#### Task objective
Leave out every picture, and restate word for word only the lines from the one containing "What text is on this page?" through the end of the material.

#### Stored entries
* * * * * * * * *

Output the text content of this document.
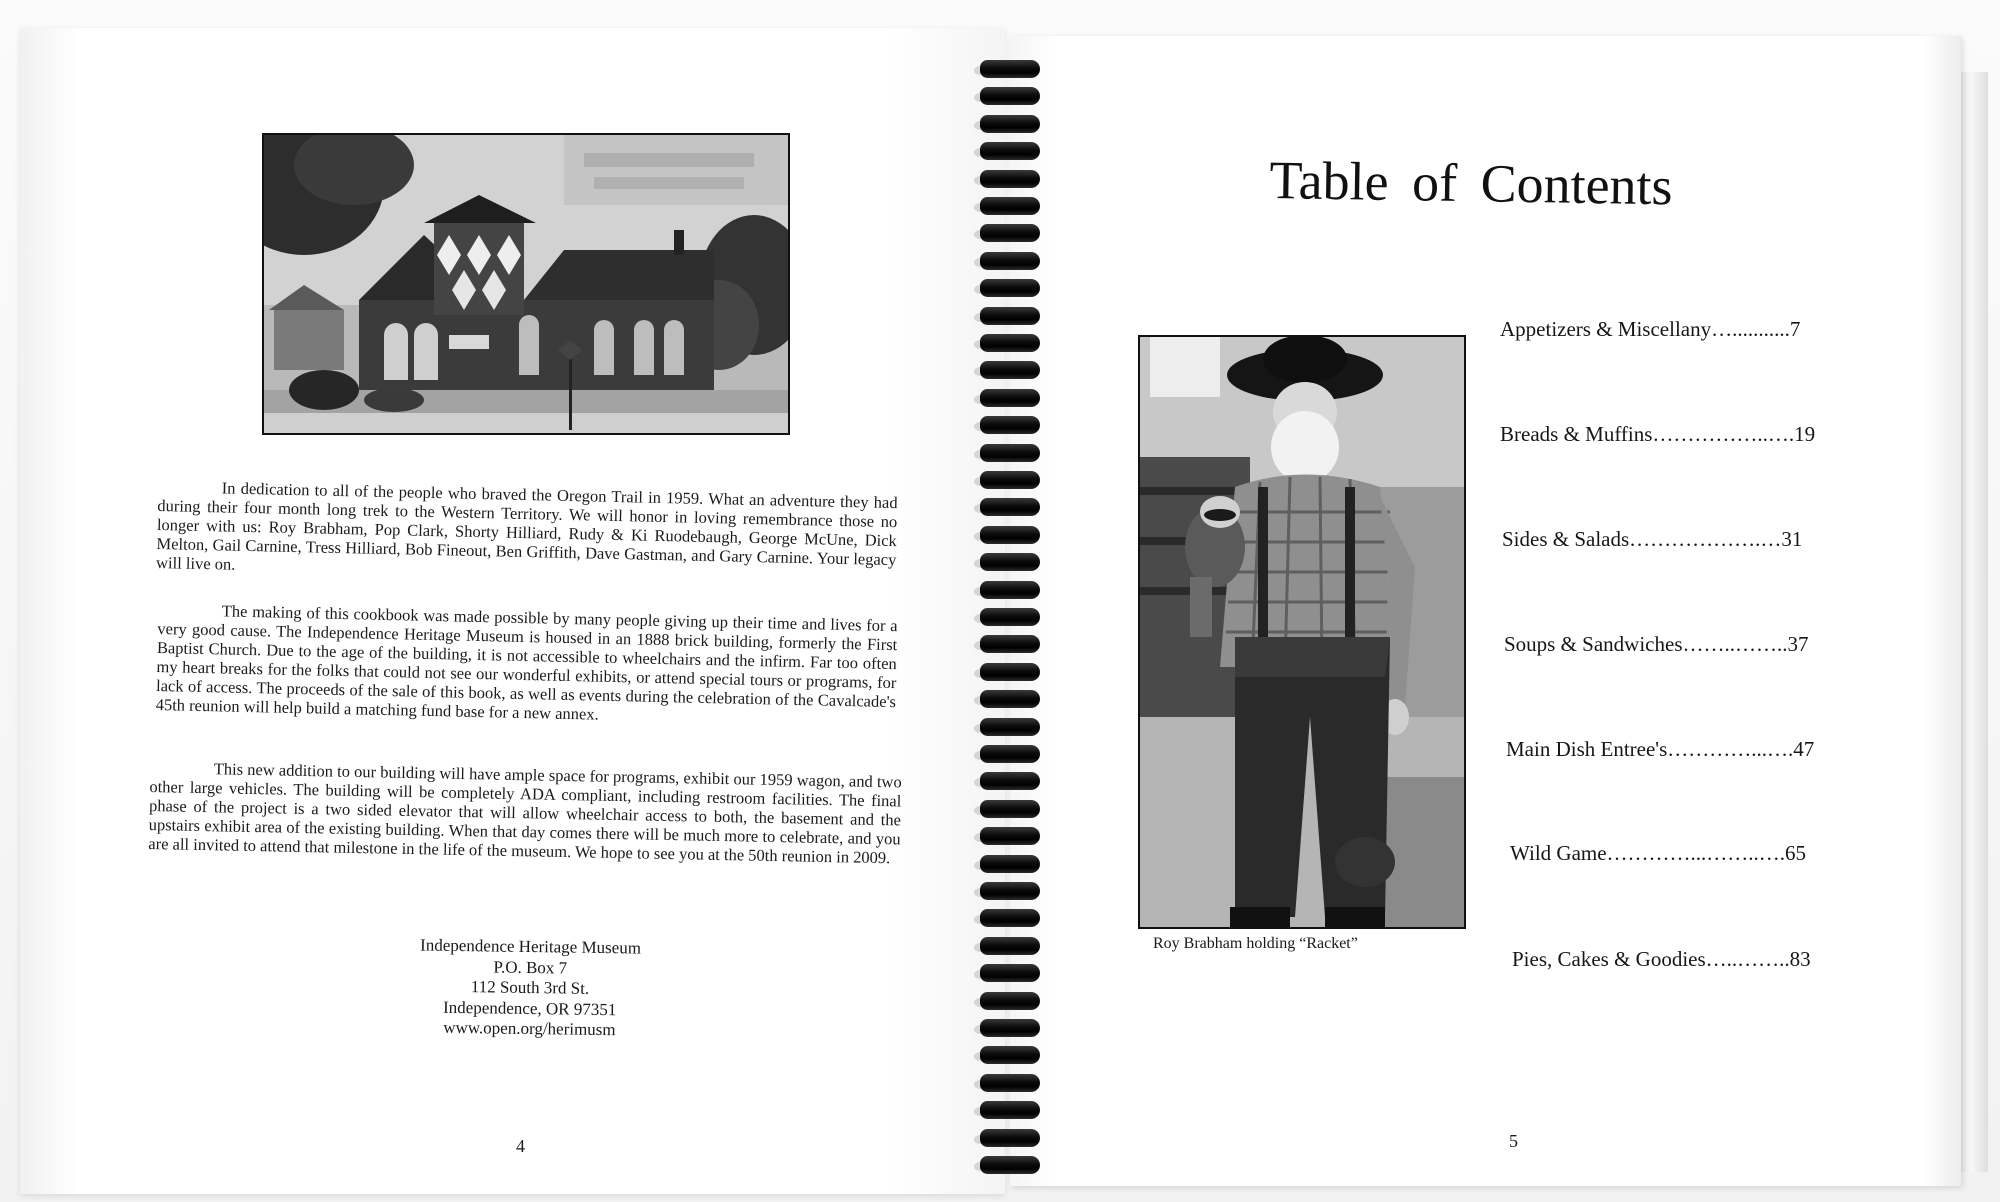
In dedication to all of the people who braved the Oregon Trail in 1959. What an adventure they had during their four month long trek to the Western Territory. We will honor in loving remembrance those no longer with us: Roy Brabham, Pop Clark, Shorty Hilliard, Rudy & Ki Ruodebaugh, George McUne, Dick Melton, Gail Carnine, Tress Hilliard, Bob Fineout, Ben Griffith, Dave Gastman, and Gary Carnine. Your legacy will live on.

The making of this cookbook was made possible by many people giving up their time and lives for a very good cause. The Independence Heritage Museum is housed in an 1888 brick building, formerly the First Baptist Church. Due to the age of the building, it is not accessible to wheelchairs and the infirm. Far too often my heart breaks for the folks that could not see our wonderful exhibits, or attend special tours or programs, for lack of access. The proceeds of the sale of this book, as well as events during the celebration of the Cavalcade's 45th reunion will help build a matching fund base for a new annex.

This new addition to our building will have ample space for programs, exhibit our 1959 wagon, and two other large vehicles. The building will be completely ADA compliant, including restroom facilities. The final phase of the project is a two sided elevator that will allow wheelchair access to both, the basement and the upstairs exhibit area of the existing building. When that day comes there will be much more to celebrate, and you are all invited to attend that milestone in the life of the museum. We hope to see you at the 50th reunion in 2009.

Independence Heritage Museum
P.O. Box 7
112 South 3rd St.
Independence, OR 97351
www.open.org/herimusm
4
Table of Contents
Roy Brabham holding “Racket”
Appetizers & Miscellany…...........7
Breads & Muffins……………..….19
Sides & Salads……………….…31
Soups & Sandwiches……..……..37
Main Dish Entree's…………...….47
Wild Game…………...……..….65
Pies, Cakes & Goodies…..……..83
5
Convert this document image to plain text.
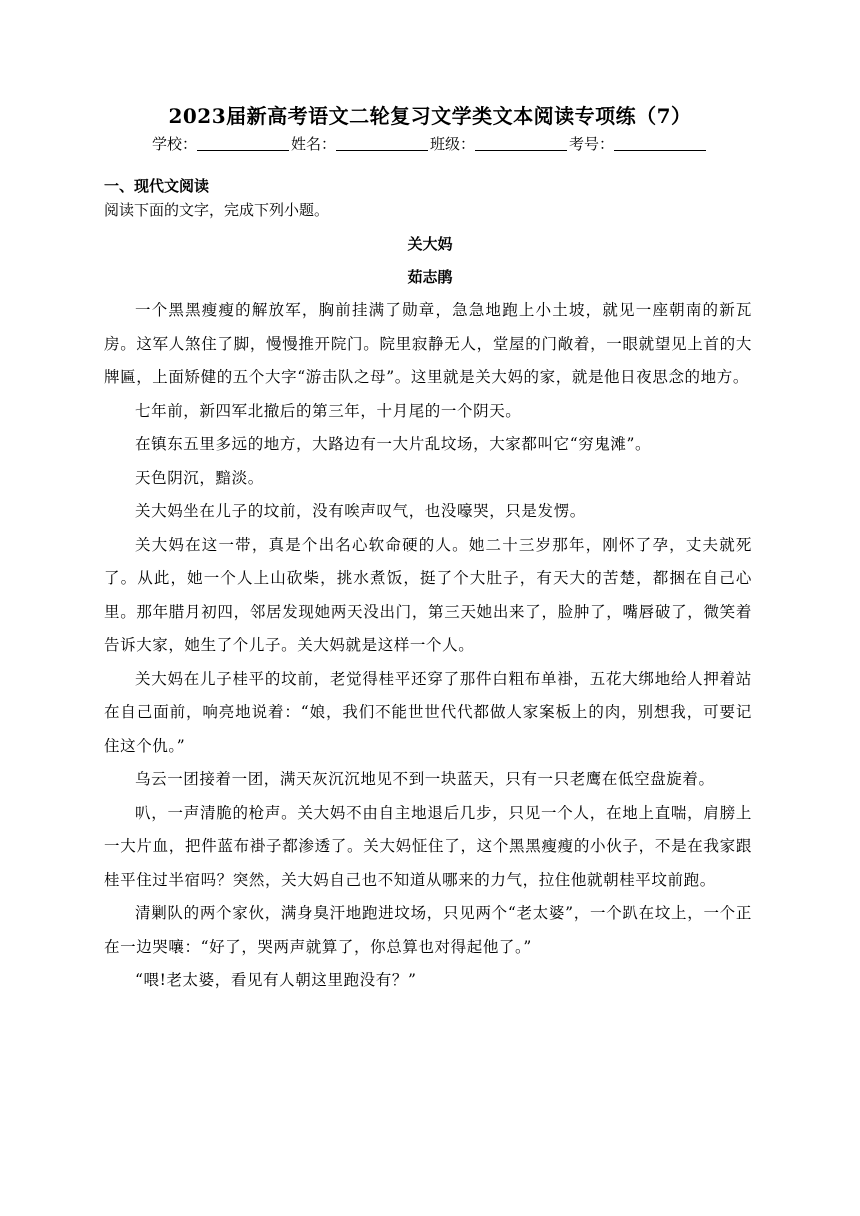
2023届新高考语文二轮复习文学类文本阅读专项练（7）
学校：	姓名：	班级：	考号：
一、现代文阅读
阅读下面的文字，完成下列小题。
关大妈
茹志鹃

一个黑黑瘦瘦的解放军，胸前挂满了勋章，急急地跑上小土坡，就见一座朝南的新瓦房。这军人煞住了脚，慢慢推开院门。院里寂静无人，堂屋的门敞着，一眼就望见上首的大牌匾，上面矫健的五个大字“游击队之母”。这里就是关大妈的家，就是他日夜思念的地方。

七年前，新四军北撤后的第三年，十月尾的一个阴天。

在镇东五里多远的地方，大路边有一大片乱坟场，大家都叫它“穷鬼滩”。

天色阴沉，黯淡。

关大妈坐在儿子的坟前，没有唉声叹气，也没嚎哭，只是发愣。

关大妈在这一带，真是个出名心软命硬的人。她二十三岁那年，刚怀了孕，丈夫就死了。从此，她一个人上山砍柴，挑水煮饭，挺了个大肚子，有天大的苦楚，都捆在自己心里。那年腊月初四，邻居发现她两天没出门，第三天她出来了，脸肿了，嘴唇破了，微笑着告诉大家，她生了个儿子。关大妈就是这样一个人。

关大妈在儿子桂平的坟前，老觉得桂平还穿了那件白粗布单褂，五花大绑地给人押着站在自己面前，响亮地说着：“娘，我们不能世世代代都做人家案板上的肉，别想我，可要记住这个仇。”

乌云一团接着一团，满天灰沉沉地见不到一块蓝天，只有一只老鹰在低空盘旋着。

叭，一声清脆的枪声。关大妈不由自主地退后几步，只见一个人，在地上直喘，肩膀上一大片血，把件蓝布褂子都渗透了。关大妈怔住了，这个黑黑瘦瘦的小伙子，不是在我家跟桂平住过半宿吗？突然，关大妈自己也不知道从哪来的力气，拉住他就朝桂平坟前跑。

清剿队的两个家伙，满身臭汗地跑进坟场，只见两个“老太婆”，一个趴在坟上，一个正在一边哭嚷：“好了，哭两声就算了，你总算也对得起他了。”

“喂!老太婆，看见有人朝这里跑没有？”
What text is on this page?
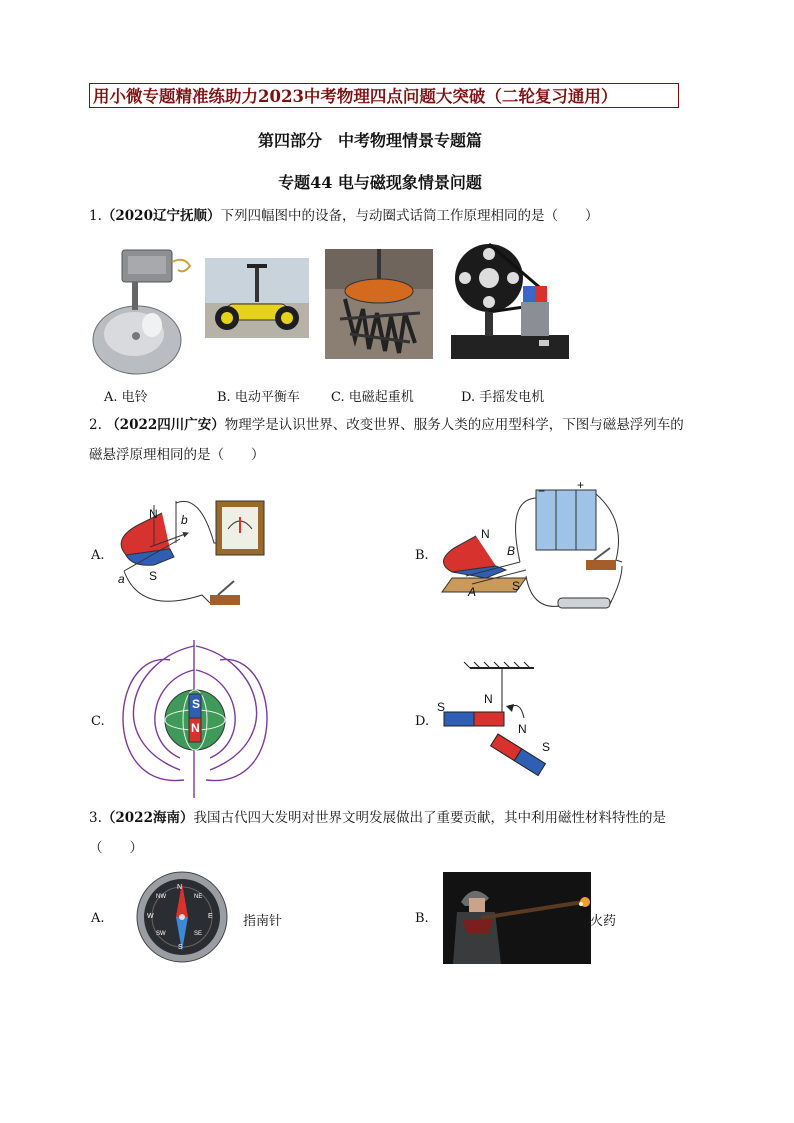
用小微专题精准练助力2023中考物理四点问题大突破（二轮复习通用）
第四部分　中考物理情景专题篇
专题44 电与磁现象情景问题
1.（2020辽宁抚顺）下列四幅图中的设备，与动圈式话筒工作原理相同的是（　　）
A. 电铃	B. 电动平衡车 C. 电磁起重机	D. 手摇发电机
2. （2022四川广安）物理学是认识世界、改变世界、服务人类的应用型科学，下图与磁悬浮列车的
磁悬浮原理相同的是（　　）
A.
N
S
a
b
B.
N
S
A
B
+
−
C.
S
N	D.
S
N
N
S
3.（2022海南）我国古代四大发明对世界文明发展做出了重要贡献，其中利用磁性材料特性的是
（　　）
A.
N
S
E
W
NE
NW
SE
SW
指南针	B.	火药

* * * * * * * * *

#### Output for this exercise
What text is on this page?
用小微专题精准练助力2023中考物理四点问题大突破（二轮复习通用）
第四部分　中考物理情景专题篇
专题44 电与磁现象情景问题
1.（2020辽宁抚顺）下列四幅图中的设备，与动圈式话筒工作原理相同的是（　　）
A. 电铃	B. 电动平衡车 C. 电磁起重机	D. 手摇发电机
2. （2022四川广安）物理学是认识世界、改变世界、服务人类的应用型科学，下图与磁悬浮列车的
磁悬浮原理相同的是（　　）
A.
N
S
a
b
B.
N
S
A
B
+
−
C.
S
N	D.
S
N
N
S
3.（2022海南）我国古代四大发明对世界文明发展做出了重要贡献，其中利用磁性材料特性的是
（　　）
A.
N
S
E
W
NE
NW
SE
SW
指南针	B.	火药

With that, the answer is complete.